=== AIM ===
Sift the listing for lines that hold the string "Nombre" and pull them out.

───── PROVIDED MATERIAL

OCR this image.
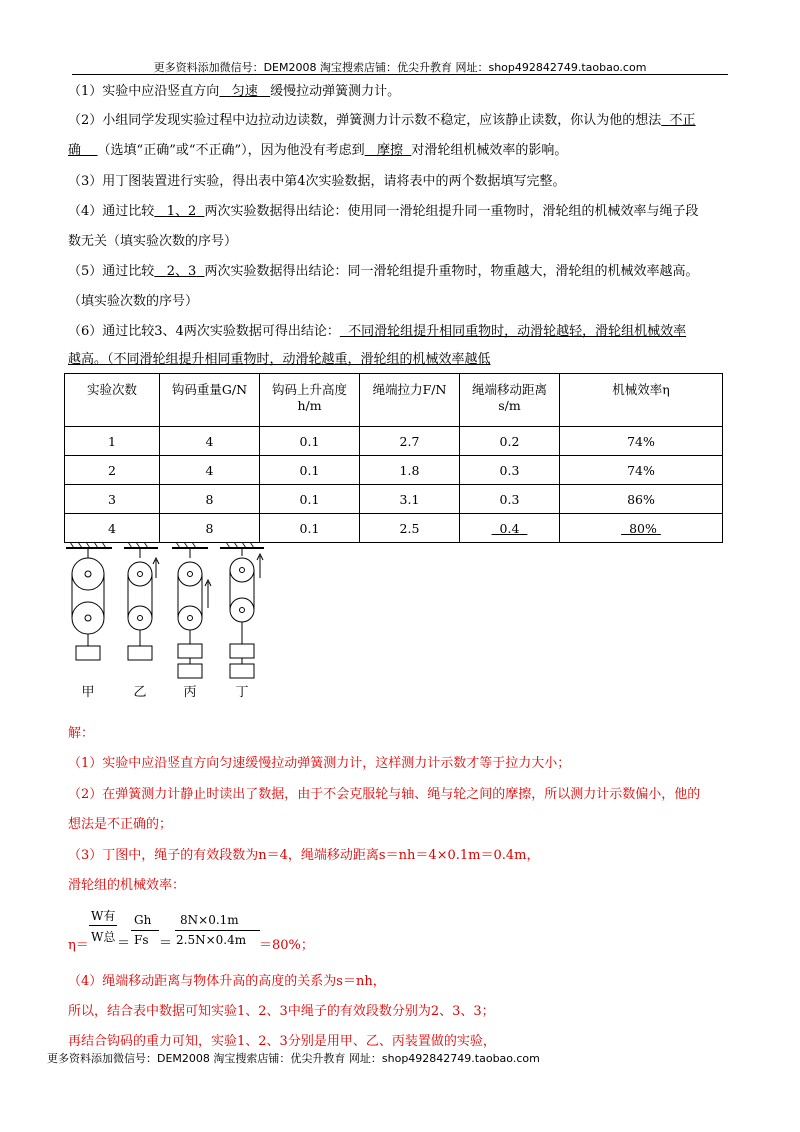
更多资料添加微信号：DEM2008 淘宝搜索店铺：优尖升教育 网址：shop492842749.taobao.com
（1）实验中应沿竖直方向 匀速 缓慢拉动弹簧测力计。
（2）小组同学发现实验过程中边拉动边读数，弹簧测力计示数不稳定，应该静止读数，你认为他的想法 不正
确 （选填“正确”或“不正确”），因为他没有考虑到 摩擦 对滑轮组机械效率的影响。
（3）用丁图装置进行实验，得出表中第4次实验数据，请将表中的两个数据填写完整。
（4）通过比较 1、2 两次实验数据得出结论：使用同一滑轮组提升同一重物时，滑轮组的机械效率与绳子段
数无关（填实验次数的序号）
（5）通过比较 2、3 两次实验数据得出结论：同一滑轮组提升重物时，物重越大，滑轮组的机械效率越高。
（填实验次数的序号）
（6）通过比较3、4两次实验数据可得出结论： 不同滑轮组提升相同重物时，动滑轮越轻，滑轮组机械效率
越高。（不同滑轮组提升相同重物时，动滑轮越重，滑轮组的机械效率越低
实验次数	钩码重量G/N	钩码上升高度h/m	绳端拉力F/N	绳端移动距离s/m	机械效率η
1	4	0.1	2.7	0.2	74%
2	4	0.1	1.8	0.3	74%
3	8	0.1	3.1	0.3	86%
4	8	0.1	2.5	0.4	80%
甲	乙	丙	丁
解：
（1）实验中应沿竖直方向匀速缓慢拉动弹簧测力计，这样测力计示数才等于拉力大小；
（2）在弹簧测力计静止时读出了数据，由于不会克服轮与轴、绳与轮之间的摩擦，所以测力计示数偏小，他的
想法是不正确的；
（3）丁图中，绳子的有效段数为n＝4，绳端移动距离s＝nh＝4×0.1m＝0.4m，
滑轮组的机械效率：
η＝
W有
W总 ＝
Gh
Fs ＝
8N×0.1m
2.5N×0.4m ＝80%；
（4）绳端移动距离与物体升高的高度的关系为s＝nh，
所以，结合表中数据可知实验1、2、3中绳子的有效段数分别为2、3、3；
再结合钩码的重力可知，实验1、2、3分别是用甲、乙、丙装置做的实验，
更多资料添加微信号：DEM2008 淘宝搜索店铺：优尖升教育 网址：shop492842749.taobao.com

──────────
───── PROVIDED MATERIAL

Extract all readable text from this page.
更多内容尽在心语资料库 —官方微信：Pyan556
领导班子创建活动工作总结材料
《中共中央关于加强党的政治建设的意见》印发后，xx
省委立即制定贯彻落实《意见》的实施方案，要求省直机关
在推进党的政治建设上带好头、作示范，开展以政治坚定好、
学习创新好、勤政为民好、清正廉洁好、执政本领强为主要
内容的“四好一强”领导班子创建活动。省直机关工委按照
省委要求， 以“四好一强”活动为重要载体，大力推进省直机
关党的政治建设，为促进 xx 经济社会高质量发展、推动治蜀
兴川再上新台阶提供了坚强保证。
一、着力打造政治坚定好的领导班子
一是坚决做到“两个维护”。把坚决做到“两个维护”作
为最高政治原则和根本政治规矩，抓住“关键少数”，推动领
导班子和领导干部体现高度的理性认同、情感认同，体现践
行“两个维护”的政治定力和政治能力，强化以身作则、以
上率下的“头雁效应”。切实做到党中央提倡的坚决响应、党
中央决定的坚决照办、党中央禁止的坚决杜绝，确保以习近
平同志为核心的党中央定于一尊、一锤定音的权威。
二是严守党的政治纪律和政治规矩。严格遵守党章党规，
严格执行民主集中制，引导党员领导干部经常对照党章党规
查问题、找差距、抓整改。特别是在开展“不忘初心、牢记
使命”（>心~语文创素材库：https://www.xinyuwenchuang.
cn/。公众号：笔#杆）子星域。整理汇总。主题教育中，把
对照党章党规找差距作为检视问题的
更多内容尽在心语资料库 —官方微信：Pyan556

──────────
───── PROVIDED MATERIAL

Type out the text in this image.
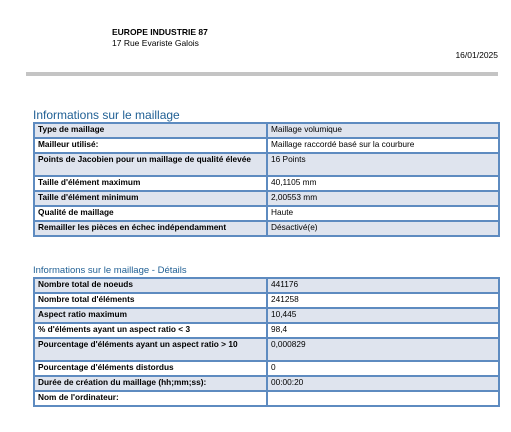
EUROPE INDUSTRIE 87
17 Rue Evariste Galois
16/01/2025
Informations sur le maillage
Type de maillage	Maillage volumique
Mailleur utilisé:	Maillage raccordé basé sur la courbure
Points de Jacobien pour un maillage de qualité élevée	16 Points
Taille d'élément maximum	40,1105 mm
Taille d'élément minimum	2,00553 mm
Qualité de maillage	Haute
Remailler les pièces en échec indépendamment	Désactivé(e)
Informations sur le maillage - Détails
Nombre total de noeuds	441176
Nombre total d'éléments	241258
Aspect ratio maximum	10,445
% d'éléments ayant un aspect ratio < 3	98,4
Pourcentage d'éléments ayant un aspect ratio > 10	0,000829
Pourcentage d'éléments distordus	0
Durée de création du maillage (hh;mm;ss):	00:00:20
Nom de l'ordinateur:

──────────

=== RESULT OF THE EXERCISE ===
Nombre total de noeuds	441176
Nombre total d'éléments	241258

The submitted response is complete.